Dataset records
····················
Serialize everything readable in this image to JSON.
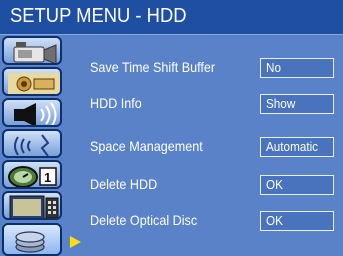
{
  "header": {
    "title": "SETUP MENU - HDD"
  },
  "sidebar": {
    "tabs": [
      {
        "icon": "video-camera-icon"
      },
      {
        "icon": "projector-icon"
      },
      {
        "icon": "speaker-icon"
      },
      {
        "icon": "signal-waves-icon"
      },
      {
        "icon": "clock-calendar-icon"
      },
      {
        "icon": "tv-remote-icon"
      },
      {
        "icon": "hard-disk-icon",
        "selected": true
      }
    ],
    "pointer_color": "#ffe000"
  },
  "settings": [
    {
      "label": "Save Time Shift Buffer",
      "value": "No"
    },
    {
      "label": "HDD Info",
      "value": "Show"
    },
    {
      "label": "Space Management",
      "value": "Automatic"
    },
    {
      "label": "Delete HDD",
      "value": "OK"
    },
    {
      "label": "Delete Optical Disc",
      "value": "OK"
    }
  ],
  "colors": {
    "background": "#5a82c8",
    "title_bar": "#1f4fa3",
    "text": "#ffffff"
  }
}
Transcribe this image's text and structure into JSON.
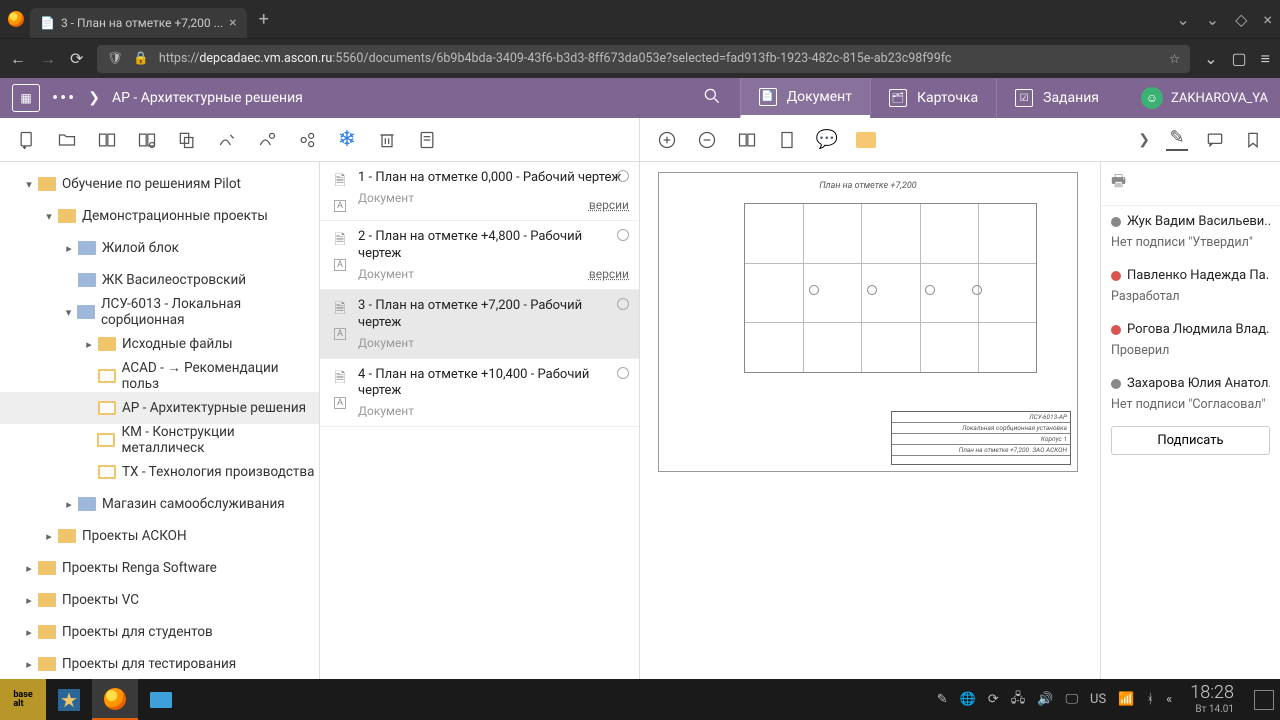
{
  "browser": {
    "tab_title": "3 - План на отметке +7,200 ...",
    "url_prefix": "https://",
    "url_host": "depcadaec.vm.ascon.ru",
    "url_rest": ":5560/documents/6b9b4bda-3409-43f6-b3d3-8ff673da053e?selected=fad913fb-1923-482c-815e-ab23c98f99fc"
  },
  "header": {
    "breadcrumb": "АР - Архитектурные решения",
    "tabs": [
      {
        "label": "Документ",
        "active": true
      },
      {
        "label": "Карточка",
        "active": false
      },
      {
        "label": "Задания",
        "active": false
      }
    ],
    "user": "ZAKHAROVA_YA"
  },
  "tree": [
    {
      "d": 0,
      "tw": "▾",
      "ico": "fold",
      "label": "Обучение по решениям Pilot"
    },
    {
      "d": 1,
      "tw": "▾",
      "ico": "fold",
      "label": "Демонстрационные проекты"
    },
    {
      "d": 2,
      "tw": "▸",
      "ico": "blue",
      "label": "Жилой блок"
    },
    {
      "d": 2,
      "tw": "",
      "ico": "blue",
      "label": "ЖК Василеостровский"
    },
    {
      "d": 2,
      "tw": "▾",
      "ico": "blue",
      "label": "ЛСУ-6013 - Локальная сорбционная"
    },
    {
      "d": 3,
      "tw": "▸",
      "ico": "fold",
      "label": "Исходные файлы"
    },
    {
      "d": 3,
      "tw": "",
      "ico": "doc",
      "label": "ACAD - → Рекомендации польз"
    },
    {
      "d": 3,
      "tw": "",
      "ico": "doc",
      "label": "АР - Архитектурные решения",
      "sel": true
    },
    {
      "d": 3,
      "tw": "",
      "ico": "doc",
      "label": "КМ - Конструкции металлическ"
    },
    {
      "d": 3,
      "tw": "",
      "ico": "doc",
      "label": "ТХ - Технология производства"
    },
    {
      "d": 2,
      "tw": "▸",
      "ico": "blue",
      "label": "Магазин самообслуживания"
    },
    {
      "d": 1,
      "tw": "▸",
      "ico": "fold",
      "label": "Проекты АСКОН"
    },
    {
      "d": 0,
      "tw": "▸",
      "ico": "fold",
      "label": "Проекты Renga Software"
    },
    {
      "d": 0,
      "tw": "▸",
      "ico": "fold",
      "label": "Проекты VC"
    },
    {
      "d": 0,
      "tw": "▸",
      "ico": "fold",
      "label": "Проекты для студентов"
    },
    {
      "d": 0,
      "tw": "▸",
      "ico": "fold",
      "label": "Проекты для тестирования"
    }
  ],
  "docs": {
    "sub": "Документ",
    "versions": "версии",
    "items": [
      {
        "title": "1 - План на отметке 0,000 - Рабочий чертеж",
        "versions": true
      },
      {
        "title": "2 - План на отметке +4,800 - Рабочий чертеж",
        "versions": true
      },
      {
        "title": "3 - План на отметке +7,200 - Рабочий чертеж",
        "sel": true
      },
      {
        "title": "4 - План на отметке +10,400 - Рабочий чертеж"
      }
    ]
  },
  "drawing": {
    "title": "План на отметке +7,200",
    "stamp": {
      "l1": "ЛСУ-6013-АР",
      "l2": "Локальная сорбционная установка",
      "l3": "Корпус 1",
      "l4_left": "План на отметке +7,200",
      "l4_right": "ЗАО АСКОН"
    }
  },
  "signatures": {
    "entries": [
      {
        "dot": "gray",
        "name": "Жук Вадим Васильеви...",
        "role": "Нет подписи \"Утвердил\""
      },
      {
        "dot": "red",
        "name": "Павленко Надежда Па...",
        "role": "Разработал"
      },
      {
        "dot": "red",
        "name": "Рогова Людмила Влад...",
        "role": "Проверил"
      },
      {
        "dot": "gray",
        "name": "Захарова Юлия Анатол...",
        "role": "Нет подписи \"Согласовал\""
      }
    ],
    "sign_btn": "Подписать"
  },
  "taskbar": {
    "lang": "US",
    "time": "18:28",
    "date": "Вт 14.01"
  }
}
····················
--- Exercise ---
Copy all of the entries verbatim, leaving out any pictures they contain.

--- Result of the exercise ---
Serialize everything readable in this image to JSON.
{
  "header": {
    "title": "SETUP MENU - HDD"
  },
  "sidebar": {
    "tabs": [
      {
        "icon": "video-camera-icon"
      },
      {
        "icon": "projector-icon"
      },
      {
        "icon": "speaker-icon"
      },
      {
        "icon": "signal-waves-icon"
      },
      {
        "icon": "clock-calendar-icon"
      },
      {
        "icon": "tv-remote-icon"
      },
      {
        "icon": "hard-disk-icon",
        "selected": true
      }
    ],
    "pointer_color": "#ffe000"
  },
  "settings": [
    {
      "label": "Save Time Shift Buffer",
      "value": "No"
    },
    {
      "label": "HDD Info",
      "value": "Show"
    },
    {
      "label": "Space Management",
      "value": "Automatic"
    },
    {
      "label": "Delete HDD",
      "value": "OK"
    },
    {
      "label": "Delete Optical Disc",
      "value": "OK"
    }
  ],
  "colors": {
    "background": "#5a82c8",
    "title_bar": "#1f4fa3",
    "text": "#ffffff"
  }
}
Transcribe this image's text and structure into JSON.
{
  "browser": {
    "tab_title": "3 - План на отметке +7,200 ...",
    "url_prefix": "https://",
    "url_host": "depcadaec.vm.ascon.ru",
    "url_rest": ":5560/documents/6b9b4bda-3409-43f6-b3d3-8ff673da053e?selected=fad913fb-1923-482c-815e-ab23c98f99fc"
  },
  "header": {
    "breadcrumb": "АР - Архитектурные решения",
    "tabs": [
      {
        "label": "Документ",
        "active": true
      },
      {
        "label": "Карточка",
        "active": false
      },
      {
        "label": "Задания",
        "active": false
      }
    ],
    "user": "ZAKHAROVA_YA"
  },
  "tree": [
    {
      "d": 0,
      "tw": "▾",
      "ico": "fold",
      "label": "Обучение по решениям Pilot"
    },
    {
      "d": 1,
      "tw": "▾",
      "ico": "fold",
      "label": "Демонстрационные проекты"
    },
    {
      "d": 2,
      "tw": "▸",
      "ico": "blue",
      "label": "Жилой блок"
    },
    {
      "d": 2,
      "tw": "",
      "ico": "blue",
      "label": "ЖК Василеостровский"
    },
    {
      "d": 2,
      "tw": "▾",
      "ico": "blue",
      "label": "ЛСУ-6013 - Локальная сорбционная"
    },
    {
      "d": 3,
      "tw": "▸",
      "ico": "fold",
      "label": "Исходные файлы"
    },
    {
      "d": 3,
      "tw": "",
      "ico": "doc",
      "label": "ACAD - → Рекомендации польз"
    },
    {
      "d": 3,
      "tw": "",
      "ico": "doc",
      "label": "АР - Архитектурные решения",
      "sel": true
    },
    {
      "d": 3,
      "tw": "",
      "ico": "doc",
      "label": "КМ - Конструкции металлическ"
    },
    {
      "d": 3,
      "tw": "",
      "ico": "doc",
      "label": "ТХ - Технология производства"
    },
    {
      "d": 2,
      "tw": "▸",
      "ico": "blue",
      "label": "Магазин самообслуживания"
    },
    {
      "d": 1,
      "tw": "▸",
      "ico": "fold",
      "label": "Проекты АСКОН"
    },
    {
      "d": 0,
      "tw": "▸",
      "ico": "fold",
      "label": "Проекты Renga Software"
    },
    {
      "d": 0,
      "tw": "▸",
      "ico": "fold",
      "label": "Проекты VC"
    },
    {
      "d": 0,
      "tw": "▸",
      "ico": "fold",
      "label": "Проекты для студентов"
    },
    {
      "d": 0,
      "tw": "▸",
      "ico": "fold",
      "label": "Проекты для тестирования"
    }
  ],
  "docs": {
    "sub": "Документ",
    "versions": "версии",
    "items": [
      {
        "title": "1 - План на отметке 0,000 - Рабочий чертеж",
        "versions": true
      },
      {
        "title": "2 - План на отметке +4,800 - Рабочий чертеж",
        "versions": true
      },
      {
        "title": "3 - План на отметке +7,200 - Рабочий чертеж",
        "sel": true
      },
      {
        "title": "4 - План на отметке +10,400 - Рабочий чертеж"
      }
    ]
  },
  "drawing": {
    "title": "План на отметке +7,200",
    "stamp": {
      "l1": "ЛСУ-6013-АР",
      "l2": "Локальная сорбционная установка",
      "l3": "Корпус 1",
      "l4_left": "План на отметке +7,200",
      "l4_right": "ЗАО АСКОН"
    }
  },
  "signatures": {
    "entries": [
      {
        "dot": "gray",
        "name": "Жук Вадим Васильеви...",
        "role": "Нет подписи \"Утвердил\""
      },
      {
        "dot": "red",
        "name": "Павленко Надежда Па...",
        "role": "Разработал"
      },
      {
        "dot": "red",
        "name": "Рогова Людмила Влад...",
        "role": "Проверил"
      },
      {
        "dot": "gray",
        "name": "Захарова Юлия Анатол...",
        "role": "Нет подписи \"Согласовал\""
      }
    ],
    "sign_btn": "Подписать"
  },
  "taskbar": {
    "lang": "US",
    "time": "18:28",
    "date": "Вт 14.01"
  }
}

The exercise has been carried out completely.